=== Entries ===
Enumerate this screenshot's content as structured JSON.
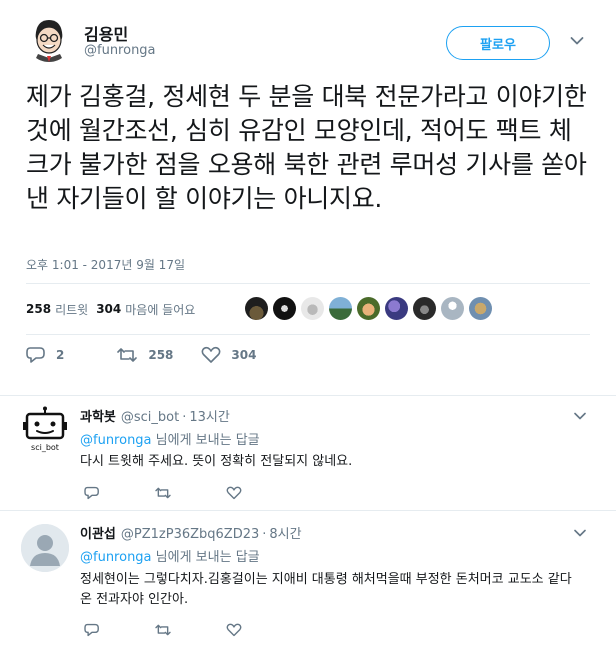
{
  "main_tweet": {
    "author_name": "김용민",
    "author_handle": "@funronga",
    "follow_label": "팔로우",
    "text": "제가 김홍걸, 정세현 두 분을 대북 전문가라고 이야기한 것에 월간조선, 심히 유감인 모양인데, 적어도 팩트 체크가 불가한 점을 오용해 북한 관련 루머성 기사를 쏟아낸 자기들이 할 이야기는 아니지요.",
    "timestamp": "오후 1:01 - 2017년 9월 17일",
    "retweet_count": "258",
    "retweet_label": "리트윗",
    "like_count": "304",
    "like_label": "마음에 들어요",
    "actions": {
      "reply_count": "2",
      "retweet_count": "258",
      "like_count": "304"
    },
    "likers": [
      "liker-1",
      "liker-2",
      "liker-3",
      "liker-4",
      "liker-5",
      "liker-6",
      "liker-7",
      "liker-8",
      "liker-9"
    ]
  },
  "replies": [
    {
      "name": "과학봇",
      "handle": "@sci_bot",
      "time": "13시간",
      "mention": "@funronga",
      "reply_to_suffix": " 님에게 보내는 답글",
      "text": "다시 트윗해 주세요. 뜻이 정확히 전달되지 않네요.",
      "avatar_label": "sci_bot"
    },
    {
      "name": "이관섭",
      "handle": "@PZ1zP36Zbq6ZD23",
      "time": "8시간",
      "mention": "@funronga",
      "reply_to_suffix": " 님에게 보내는 답글",
      "text": "정세현이는 그렇다치자.김홍걸이는 지애비 대통령 해처먹을때 부정한 돈처머코 교도소 같다온 전과자야 인간아."
    }
  ],
  "colors": {
    "accent": "#1da1f2",
    "muted": "#657786",
    "text": "#14171a",
    "border": "#e6ecf0"
  }
}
===
## What is needed
Check every line of the data, and copy the ones that contain "text".

## Task response
    "text": "제가 김홍걸, 정세현 두 분을 대북 전문가라고 이야기한 것에 월간조선, 심히 유감인 모양인데, 적어도 팩트 체크가 불가한 점을 오용해 북한 관련 루머성 기사를 쏟아낸 자기들이 할 이야기는 아니지요.",
      "text": "다시 트윗해 주세요. 뜻이 정확히 전달되지 않네요.",
      "text": "정세현이는 그렇다치자.김홍걸이는 지애비 대통령 해처먹을때 부정한 돈처머코 교도소 같다온 전과자야 인간아."
    "text": "#14171a",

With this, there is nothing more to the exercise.